* START *

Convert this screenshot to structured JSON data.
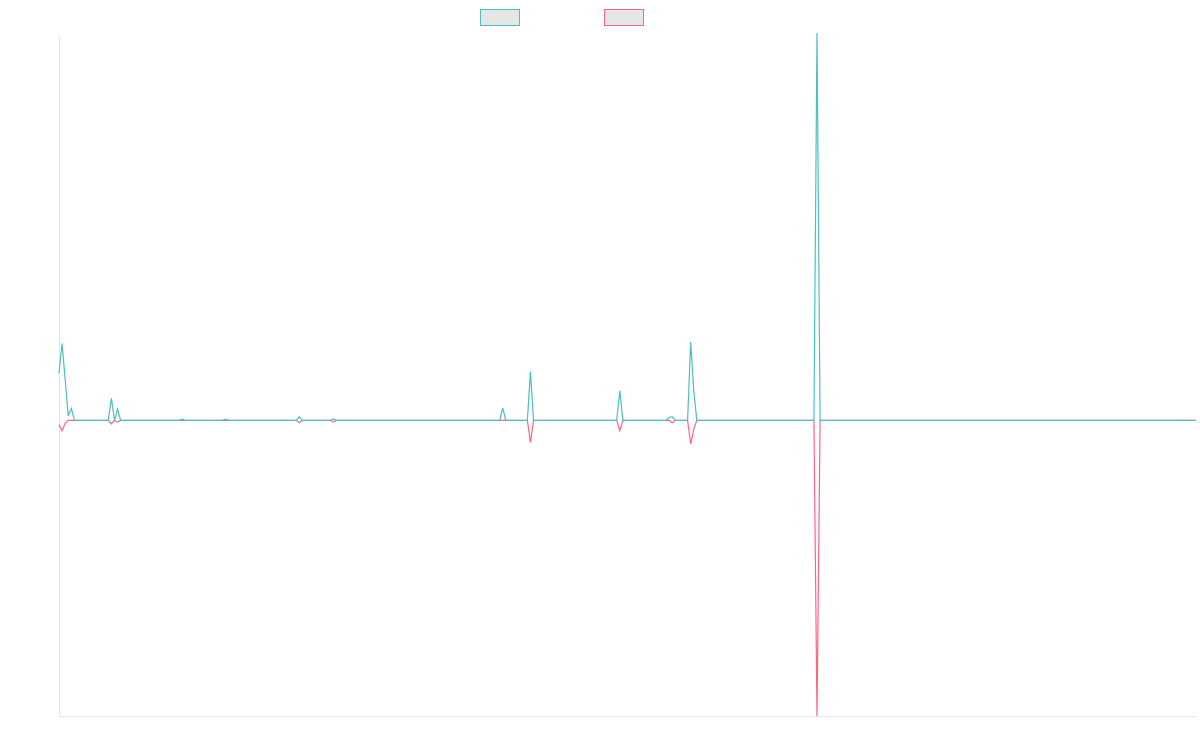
{
  "chart_data": {
    "type": "line",
    "title": "",
    "xlabel": "",
    "ylabel": "",
    "legend_position": "top-center",
    "grid": false,
    "axis_labels_visible": false,
    "x_count": 370,
    "ylim": [
      -100,
      130
    ],
    "series": [
      {
        "color": "#4bc0c0",
        "points": [
          [
            0,
            16
          ],
          [
            1,
            26
          ],
          [
            3,
            1.5
          ],
          [
            4,
            4
          ],
          [
            5,
            0
          ],
          [
            16,
            0
          ],
          [
            17,
            7.5
          ],
          [
            18,
            0
          ],
          [
            19,
            3.8
          ],
          [
            20,
            0
          ],
          [
            39,
            0
          ],
          [
            40,
            0.4
          ],
          [
            41,
            0
          ],
          [
            53,
            0
          ],
          [
            54,
            0.4
          ],
          [
            55,
            0
          ],
          [
            77,
            0
          ],
          [
            78,
            1.2
          ],
          [
            79,
            0
          ],
          [
            88,
            0
          ],
          [
            89,
            0.5
          ],
          [
            90,
            0
          ],
          [
            143,
            0
          ],
          [
            144,
            4.2
          ],
          [
            145,
            0
          ],
          [
            152,
            0
          ],
          [
            153,
            16.5
          ],
          [
            154,
            0
          ],
          [
            181,
            0
          ],
          [
            182,
            10
          ],
          [
            183,
            0
          ],
          [
            197,
            0
          ],
          [
            198,
            1
          ],
          [
            199,
            1.2
          ],
          [
            200,
            0
          ],
          [
            204,
            0
          ],
          [
            205,
            26.5
          ],
          [
            206,
            10
          ],
          [
            207,
            0
          ],
          [
            245,
            0
          ],
          [
            246,
            131
          ],
          [
            247,
            0
          ],
          [
            369,
            0
          ]
        ]
      },
      {
        "color": "#ff6384",
        "points": [
          [
            0,
            -1.5
          ],
          [
            1,
            -3.5
          ],
          [
            2,
            -1
          ],
          [
            3,
            0
          ],
          [
            16,
            0
          ],
          [
            17,
            -1.2
          ],
          [
            18,
            0
          ],
          [
            19,
            -0.6
          ],
          [
            20,
            0
          ],
          [
            77,
            0
          ],
          [
            78,
            -0.8
          ],
          [
            79,
            0
          ],
          [
            88,
            0
          ],
          [
            89,
            -0.5
          ],
          [
            90,
            0
          ],
          [
            152,
            0
          ],
          [
            153,
            -7.5
          ],
          [
            154,
            0
          ],
          [
            181,
            0
          ],
          [
            182,
            -3.5
          ],
          [
            183,
            0
          ],
          [
            198,
            0
          ],
          [
            199,
            -0.8
          ],
          [
            200,
            0
          ],
          [
            204,
            0
          ],
          [
            205,
            -8
          ],
          [
            206,
            -3
          ],
          [
            207,
            0
          ],
          [
            245,
            0
          ],
          [
            246,
            -100
          ],
          [
            247,
            0
          ],
          [
            369,
            0
          ]
        ]
      }
    ]
  }
}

* END *

→ **Exercise requirements**: Identify every line holding the word "false" and copy it out.

→ **Problem solution**:
    "grid": false,
    "axis_labels_visible": false,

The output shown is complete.